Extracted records
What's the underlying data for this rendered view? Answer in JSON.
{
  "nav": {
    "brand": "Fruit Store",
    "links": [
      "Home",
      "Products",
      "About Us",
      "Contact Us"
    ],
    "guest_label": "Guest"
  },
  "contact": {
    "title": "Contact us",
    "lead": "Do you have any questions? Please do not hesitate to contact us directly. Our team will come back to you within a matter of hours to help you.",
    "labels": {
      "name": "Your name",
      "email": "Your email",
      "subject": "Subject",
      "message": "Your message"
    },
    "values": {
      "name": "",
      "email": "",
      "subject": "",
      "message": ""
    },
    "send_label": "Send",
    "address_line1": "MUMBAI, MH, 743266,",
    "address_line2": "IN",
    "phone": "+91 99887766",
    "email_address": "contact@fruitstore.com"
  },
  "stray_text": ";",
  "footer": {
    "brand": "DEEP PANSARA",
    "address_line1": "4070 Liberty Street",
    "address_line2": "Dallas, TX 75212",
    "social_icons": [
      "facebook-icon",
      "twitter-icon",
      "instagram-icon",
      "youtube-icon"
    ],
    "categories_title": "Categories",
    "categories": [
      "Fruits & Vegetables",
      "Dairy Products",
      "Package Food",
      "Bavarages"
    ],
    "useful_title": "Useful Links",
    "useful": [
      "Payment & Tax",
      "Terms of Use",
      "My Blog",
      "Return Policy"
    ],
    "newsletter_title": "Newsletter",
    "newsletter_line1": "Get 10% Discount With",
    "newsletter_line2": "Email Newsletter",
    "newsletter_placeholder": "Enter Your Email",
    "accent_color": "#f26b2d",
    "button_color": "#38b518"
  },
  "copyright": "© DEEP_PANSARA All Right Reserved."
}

TASK TO CARRY OUT
Reproduce the listing above verbatim, from first line to last.

ANSWER TO THIS EXERCISE
What's the underlying data for this rendered view? Answer in JSON.
{
  "nav": {
    "brand": "Fruit Store",
    "links": [
      "Home",
      "Products",
      "About Us",
      "Contact Us"
    ],
    "guest_label": "Guest"
  },
  "contact": {
    "title": "Contact us",
    "lead": "Do you have any questions? Please do not hesitate to contact us directly. Our team will come back to you within a matter of hours to help you.",
    "labels": {
      "name": "Your name",
      "email": "Your email",
      "subject": "Subject",
      "message": "Your message"
    },
    "values": {
      "name": "",
      "email": "",
      "subject": "",
      "message": ""
    },
    "send_label": "Send",
    "address_line1": "MUMBAI, MH, 743266,",
    "address_line2": "IN",
    "phone": "+91 99887766",
    "email_address": "contact@fruitstore.com"
  },
  "stray_text": ";",
  "footer": {
    "brand": "DEEP PANSARA",
    "address_line1": "4070 Liberty Street",
    "address_line2": "Dallas, TX 75212",
    "social_icons": [
      "facebook-icon",
      "twitter-icon",
      "instagram-icon",
      "youtube-icon"
    ],
    "categories_title": "Categories",
    "categories": [
      "Fruits & Vegetables",
      "Dairy Products",
      "Package Food",
      "Bavarages"
    ],
    "useful_title": "Useful Links",
    "useful": [
      "Payment & Tax",
      "Terms of Use",
      "My Blog",
      "Return Policy"
    ],
    "newsletter_title": "Newsletter",
    "newsletter_line1": "Get 10% Discount With",
    "newsletter_line2": "Email Newsletter",
    "newsletter_placeholder": "Enter Your Email",
    "accent_color": "#f26b2d",
    "button_color": "#38b518"
  },
  "copyright": "© DEEP_PANSARA All Right Reserved."
}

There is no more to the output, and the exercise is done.